▶ **WHAT TO WORK ON**
Quote exactly, and only, the lines from the one with "Output a JSON" through the end of the listing.

-- Begin --

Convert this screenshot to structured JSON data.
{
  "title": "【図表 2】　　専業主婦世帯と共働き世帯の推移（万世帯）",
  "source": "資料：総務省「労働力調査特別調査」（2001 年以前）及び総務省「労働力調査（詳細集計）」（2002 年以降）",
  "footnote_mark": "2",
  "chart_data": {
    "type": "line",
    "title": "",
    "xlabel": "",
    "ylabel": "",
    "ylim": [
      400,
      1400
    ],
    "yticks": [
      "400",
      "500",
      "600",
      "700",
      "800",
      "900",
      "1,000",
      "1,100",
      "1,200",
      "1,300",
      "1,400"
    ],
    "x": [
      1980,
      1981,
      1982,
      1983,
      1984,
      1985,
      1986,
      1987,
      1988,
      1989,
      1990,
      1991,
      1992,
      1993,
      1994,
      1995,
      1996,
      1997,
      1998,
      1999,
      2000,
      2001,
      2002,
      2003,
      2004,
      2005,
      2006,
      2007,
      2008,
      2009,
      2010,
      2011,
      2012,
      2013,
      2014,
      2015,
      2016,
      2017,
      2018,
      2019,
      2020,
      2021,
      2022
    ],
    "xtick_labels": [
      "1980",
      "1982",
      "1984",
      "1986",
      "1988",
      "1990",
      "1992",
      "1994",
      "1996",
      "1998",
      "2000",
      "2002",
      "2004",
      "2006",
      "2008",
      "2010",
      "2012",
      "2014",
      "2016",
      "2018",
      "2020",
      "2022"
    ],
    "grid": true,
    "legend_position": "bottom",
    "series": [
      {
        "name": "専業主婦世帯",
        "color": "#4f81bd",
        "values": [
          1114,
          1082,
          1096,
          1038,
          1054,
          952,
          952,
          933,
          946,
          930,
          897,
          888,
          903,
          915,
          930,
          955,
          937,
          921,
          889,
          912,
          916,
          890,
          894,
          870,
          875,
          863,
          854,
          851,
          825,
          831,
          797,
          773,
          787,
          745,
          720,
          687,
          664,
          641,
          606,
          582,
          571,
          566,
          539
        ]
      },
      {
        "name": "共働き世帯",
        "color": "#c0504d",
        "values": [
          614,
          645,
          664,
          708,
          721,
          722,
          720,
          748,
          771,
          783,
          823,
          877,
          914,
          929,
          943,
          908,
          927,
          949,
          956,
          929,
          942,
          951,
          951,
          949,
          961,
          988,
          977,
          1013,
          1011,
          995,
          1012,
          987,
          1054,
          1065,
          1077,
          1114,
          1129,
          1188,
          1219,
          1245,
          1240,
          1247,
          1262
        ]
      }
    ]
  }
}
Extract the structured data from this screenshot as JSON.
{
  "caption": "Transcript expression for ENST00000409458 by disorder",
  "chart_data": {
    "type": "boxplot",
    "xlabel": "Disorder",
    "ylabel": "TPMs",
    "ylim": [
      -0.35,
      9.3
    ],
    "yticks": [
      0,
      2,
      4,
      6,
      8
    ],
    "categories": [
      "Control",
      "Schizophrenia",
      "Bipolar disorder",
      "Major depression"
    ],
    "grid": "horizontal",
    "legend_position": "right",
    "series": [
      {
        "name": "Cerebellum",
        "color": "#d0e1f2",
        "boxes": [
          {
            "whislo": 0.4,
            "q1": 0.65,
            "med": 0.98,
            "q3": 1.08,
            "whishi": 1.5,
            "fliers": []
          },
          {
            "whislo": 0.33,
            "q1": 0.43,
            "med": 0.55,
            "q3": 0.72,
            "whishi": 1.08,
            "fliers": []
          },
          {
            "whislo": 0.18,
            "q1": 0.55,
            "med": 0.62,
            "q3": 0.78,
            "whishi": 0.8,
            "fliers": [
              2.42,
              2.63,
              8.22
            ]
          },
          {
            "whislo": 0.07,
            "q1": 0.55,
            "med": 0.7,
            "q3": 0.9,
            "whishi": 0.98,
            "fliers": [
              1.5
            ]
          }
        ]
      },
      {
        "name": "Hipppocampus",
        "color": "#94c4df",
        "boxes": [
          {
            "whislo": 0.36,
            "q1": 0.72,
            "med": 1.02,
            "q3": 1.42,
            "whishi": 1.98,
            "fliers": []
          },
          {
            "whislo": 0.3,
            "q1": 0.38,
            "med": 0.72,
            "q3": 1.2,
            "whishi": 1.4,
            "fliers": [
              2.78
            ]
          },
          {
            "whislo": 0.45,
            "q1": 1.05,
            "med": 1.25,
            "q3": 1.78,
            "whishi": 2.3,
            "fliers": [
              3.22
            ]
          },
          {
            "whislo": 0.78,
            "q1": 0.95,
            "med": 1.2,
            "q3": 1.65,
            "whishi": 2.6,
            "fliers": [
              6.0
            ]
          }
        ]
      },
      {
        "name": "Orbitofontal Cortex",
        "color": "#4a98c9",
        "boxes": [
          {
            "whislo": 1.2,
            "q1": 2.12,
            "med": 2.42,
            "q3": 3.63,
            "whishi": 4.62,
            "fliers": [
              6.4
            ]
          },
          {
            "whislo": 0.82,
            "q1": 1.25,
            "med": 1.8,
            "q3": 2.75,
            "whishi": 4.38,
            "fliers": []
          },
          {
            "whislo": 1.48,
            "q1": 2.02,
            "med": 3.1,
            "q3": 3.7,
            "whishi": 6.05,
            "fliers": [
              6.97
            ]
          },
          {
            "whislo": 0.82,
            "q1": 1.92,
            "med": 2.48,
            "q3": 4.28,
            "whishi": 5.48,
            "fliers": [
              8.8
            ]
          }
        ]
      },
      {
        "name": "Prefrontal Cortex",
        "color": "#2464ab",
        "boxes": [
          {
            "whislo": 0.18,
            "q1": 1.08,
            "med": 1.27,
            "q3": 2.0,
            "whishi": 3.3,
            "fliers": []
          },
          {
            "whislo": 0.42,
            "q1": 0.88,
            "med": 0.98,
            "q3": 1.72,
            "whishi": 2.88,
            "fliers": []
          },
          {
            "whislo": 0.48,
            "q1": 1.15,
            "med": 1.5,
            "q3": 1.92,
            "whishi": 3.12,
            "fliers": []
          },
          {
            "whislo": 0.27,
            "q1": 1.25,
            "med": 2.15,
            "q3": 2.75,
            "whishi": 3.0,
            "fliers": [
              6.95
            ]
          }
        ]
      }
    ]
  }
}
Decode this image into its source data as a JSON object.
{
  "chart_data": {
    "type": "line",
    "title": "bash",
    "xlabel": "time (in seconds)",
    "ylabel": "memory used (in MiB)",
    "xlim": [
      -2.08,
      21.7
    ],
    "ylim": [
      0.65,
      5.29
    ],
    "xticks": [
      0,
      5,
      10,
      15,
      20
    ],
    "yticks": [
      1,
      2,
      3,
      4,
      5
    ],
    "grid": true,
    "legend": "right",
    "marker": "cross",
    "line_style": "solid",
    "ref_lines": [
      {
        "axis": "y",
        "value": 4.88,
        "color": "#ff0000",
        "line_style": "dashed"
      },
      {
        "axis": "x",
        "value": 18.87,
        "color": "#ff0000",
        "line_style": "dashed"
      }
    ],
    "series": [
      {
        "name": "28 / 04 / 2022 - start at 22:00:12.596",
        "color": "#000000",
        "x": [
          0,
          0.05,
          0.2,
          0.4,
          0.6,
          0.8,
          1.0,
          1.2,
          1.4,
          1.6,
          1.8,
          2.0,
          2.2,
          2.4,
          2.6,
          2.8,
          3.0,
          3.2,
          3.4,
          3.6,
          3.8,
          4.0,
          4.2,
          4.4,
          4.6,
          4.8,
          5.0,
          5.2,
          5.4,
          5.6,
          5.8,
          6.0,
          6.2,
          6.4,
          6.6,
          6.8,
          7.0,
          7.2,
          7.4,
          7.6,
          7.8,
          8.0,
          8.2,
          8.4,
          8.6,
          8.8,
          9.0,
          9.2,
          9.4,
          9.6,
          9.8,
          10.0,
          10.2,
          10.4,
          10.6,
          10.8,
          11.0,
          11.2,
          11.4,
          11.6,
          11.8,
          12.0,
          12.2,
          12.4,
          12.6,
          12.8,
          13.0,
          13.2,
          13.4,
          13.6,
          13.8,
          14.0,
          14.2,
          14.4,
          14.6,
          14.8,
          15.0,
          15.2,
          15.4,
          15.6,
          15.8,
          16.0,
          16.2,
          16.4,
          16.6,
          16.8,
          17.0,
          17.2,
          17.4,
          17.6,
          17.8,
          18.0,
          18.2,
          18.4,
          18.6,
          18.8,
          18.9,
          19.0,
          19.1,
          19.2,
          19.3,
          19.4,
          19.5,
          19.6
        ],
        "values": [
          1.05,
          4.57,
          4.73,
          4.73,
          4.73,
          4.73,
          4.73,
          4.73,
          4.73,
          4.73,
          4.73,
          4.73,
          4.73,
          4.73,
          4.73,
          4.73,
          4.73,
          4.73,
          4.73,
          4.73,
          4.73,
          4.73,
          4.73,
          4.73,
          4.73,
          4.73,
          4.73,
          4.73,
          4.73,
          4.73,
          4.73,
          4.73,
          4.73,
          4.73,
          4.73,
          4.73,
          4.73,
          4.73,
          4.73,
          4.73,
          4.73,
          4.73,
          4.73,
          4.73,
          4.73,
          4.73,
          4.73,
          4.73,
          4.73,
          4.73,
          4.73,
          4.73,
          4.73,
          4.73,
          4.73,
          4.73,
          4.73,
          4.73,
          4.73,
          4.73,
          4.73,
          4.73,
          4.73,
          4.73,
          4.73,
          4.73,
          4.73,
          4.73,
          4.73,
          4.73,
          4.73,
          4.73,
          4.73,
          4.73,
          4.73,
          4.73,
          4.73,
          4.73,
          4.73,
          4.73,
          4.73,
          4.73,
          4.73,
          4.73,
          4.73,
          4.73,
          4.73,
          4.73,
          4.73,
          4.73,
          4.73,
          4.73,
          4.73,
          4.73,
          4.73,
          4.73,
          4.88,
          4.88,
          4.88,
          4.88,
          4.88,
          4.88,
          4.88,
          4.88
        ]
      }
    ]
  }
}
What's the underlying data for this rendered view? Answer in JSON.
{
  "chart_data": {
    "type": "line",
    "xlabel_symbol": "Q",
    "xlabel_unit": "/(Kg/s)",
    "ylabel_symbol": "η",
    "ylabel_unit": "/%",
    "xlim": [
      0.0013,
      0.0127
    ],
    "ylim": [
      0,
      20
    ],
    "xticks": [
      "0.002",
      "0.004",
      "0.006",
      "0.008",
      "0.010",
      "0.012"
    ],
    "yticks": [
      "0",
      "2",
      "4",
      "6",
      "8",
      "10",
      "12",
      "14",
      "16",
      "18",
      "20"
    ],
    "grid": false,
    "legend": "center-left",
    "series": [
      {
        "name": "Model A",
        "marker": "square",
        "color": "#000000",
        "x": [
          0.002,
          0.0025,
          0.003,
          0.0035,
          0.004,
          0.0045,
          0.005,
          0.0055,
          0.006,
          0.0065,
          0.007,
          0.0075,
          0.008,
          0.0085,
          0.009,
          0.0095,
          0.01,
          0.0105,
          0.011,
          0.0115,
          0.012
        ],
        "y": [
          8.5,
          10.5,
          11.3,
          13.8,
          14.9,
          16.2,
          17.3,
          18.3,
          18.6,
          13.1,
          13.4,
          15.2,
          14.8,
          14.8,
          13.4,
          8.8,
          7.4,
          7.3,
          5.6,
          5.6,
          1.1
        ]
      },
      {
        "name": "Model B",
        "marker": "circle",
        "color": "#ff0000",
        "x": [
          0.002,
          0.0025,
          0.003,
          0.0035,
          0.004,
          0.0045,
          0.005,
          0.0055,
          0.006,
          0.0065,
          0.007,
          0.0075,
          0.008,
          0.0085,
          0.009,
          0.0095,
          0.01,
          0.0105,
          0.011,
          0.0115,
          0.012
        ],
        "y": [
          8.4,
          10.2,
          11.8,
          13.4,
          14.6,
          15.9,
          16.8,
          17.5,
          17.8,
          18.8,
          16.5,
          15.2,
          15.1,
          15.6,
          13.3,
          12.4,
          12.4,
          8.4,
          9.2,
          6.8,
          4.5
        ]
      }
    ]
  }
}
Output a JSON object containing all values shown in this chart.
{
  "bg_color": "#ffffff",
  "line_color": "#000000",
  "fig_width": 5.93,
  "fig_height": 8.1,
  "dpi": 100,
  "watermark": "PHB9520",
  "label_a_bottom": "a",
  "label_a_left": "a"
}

-- End --

▶ **CORRECT RESPONSE**
Output a JSON object containing all values shown in this chart.
{
  "bg_color": "#ffffff",
  "line_color": "#000000",
  "fig_width": 5.93,
  "fig_height": 8.1,
  "dpi": 100,
  "watermark": "PHB9520",
  "label_a_bottom": "a",
  "label_a_left": "a"
}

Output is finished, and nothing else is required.